- _Written exercise_:
Transcribe each line of the material as it is, and drop any picture.
══ Dataset rows ══
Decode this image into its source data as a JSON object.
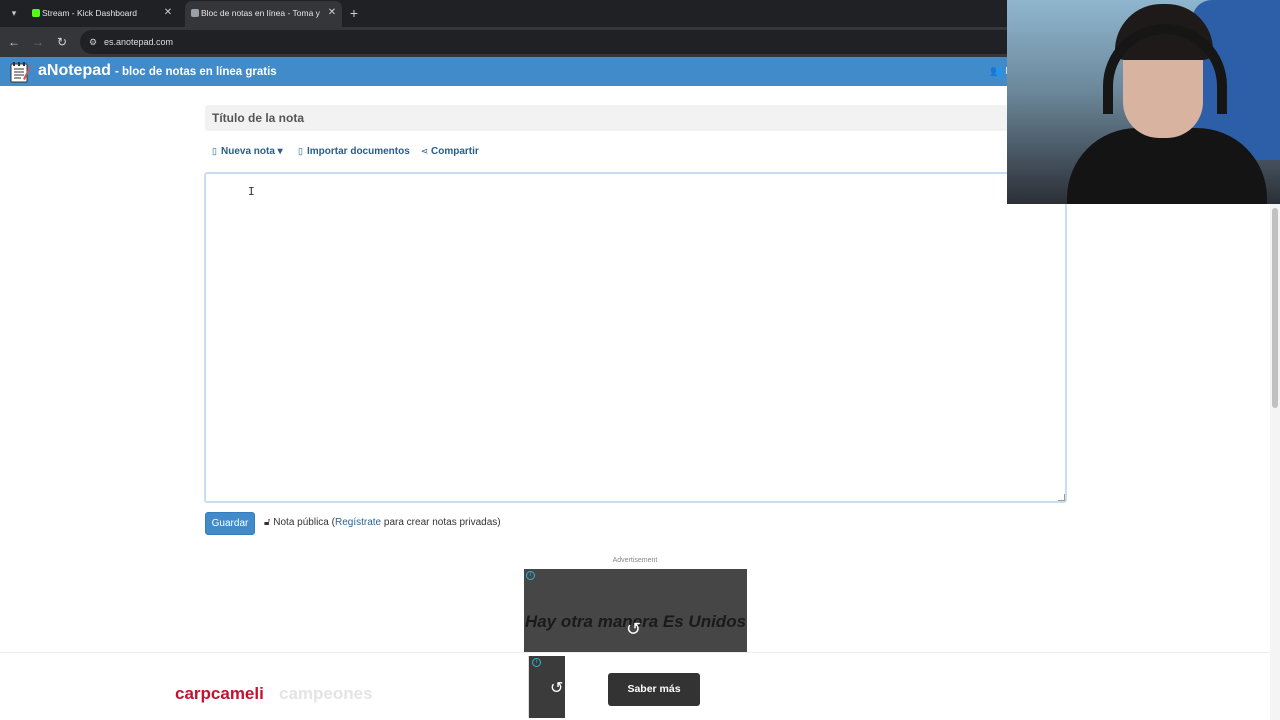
{
  "browser": {
    "tabs": [
      {
        "title": "Stream - Kick Dashboard",
        "favicon_color": "#53fc18",
        "active": false
      },
      {
        "title": "Bloc de notas en línea - Toma y",
        "favicon_color": "#9aa0a6",
        "active": true
      }
    ],
    "url": "es.anotepad.com"
  },
  "site": {
    "brand": "aNotepad",
    "tagline": "- bloc de notas en línea gratis",
    "header_user_glyph": "👥 I",
    "accent_color": "#428bca"
  },
  "note": {
    "title_placeholder": "Título de la nota",
    "title_value": "",
    "body_value": "",
    "toolbar": {
      "new_note": "Nueva nota",
      "import_docs": "Importar documentos",
      "share": "Compartir"
    },
    "save_label": "Guardar",
    "public_note_prefix": "Nota pública (",
    "register_link": "Regístrate",
    "public_note_suffix": " para crear notas privadas)"
  },
  "ad": {
    "label": "Advertisement",
    "headline": "Hay otra manera Es Unidos",
    "cta": "Saber más"
  },
  "footer_ad": {
    "brand_primary": "carpcameli",
    "brand_secondary": "campeones"
  }
}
═══
- _Solved exercise_:
Decode this image into its source data as a JSON object.
{
  "browser": {
    "tabs": [
      {
        "title": "Stream - Kick Dashboard",
        "favicon_color": "#53fc18",
        "active": false
      },
      {
        "title": "Bloc de notas en línea - Toma y",
        "favicon_color": "#9aa0a6",
        "active": true
      }
    ],
    "url": "es.anotepad.com"
  },
  "site": {
    "brand": "aNotepad",
    "tagline": "- bloc de notas en línea gratis",
    "header_user_glyph": "👥 I",
    "accent_color": "#428bca"
  },
  "note": {
    "title_placeholder": "Título de la nota",
    "title_value": "",
    "body_value": "",
    "toolbar": {
      "new_note": "Nueva nota",
      "import_docs": "Importar documentos",
      "share": "Compartir"
    },
    "save_label": "Guardar",
    "public_note_prefix": "Nota pública (",
    "register_link": "Regístrate",
    "public_note_suffix": " para crear notas privadas)"
  },
  "ad": {
    "label": "Advertisement",
    "headline": "Hay otra manera Es Unidos",
    "cta": "Saber más"
  },
  "footer_ad": {
    "brand_primary": "carpcameli",
    "brand_secondary": "campeones"
  }
}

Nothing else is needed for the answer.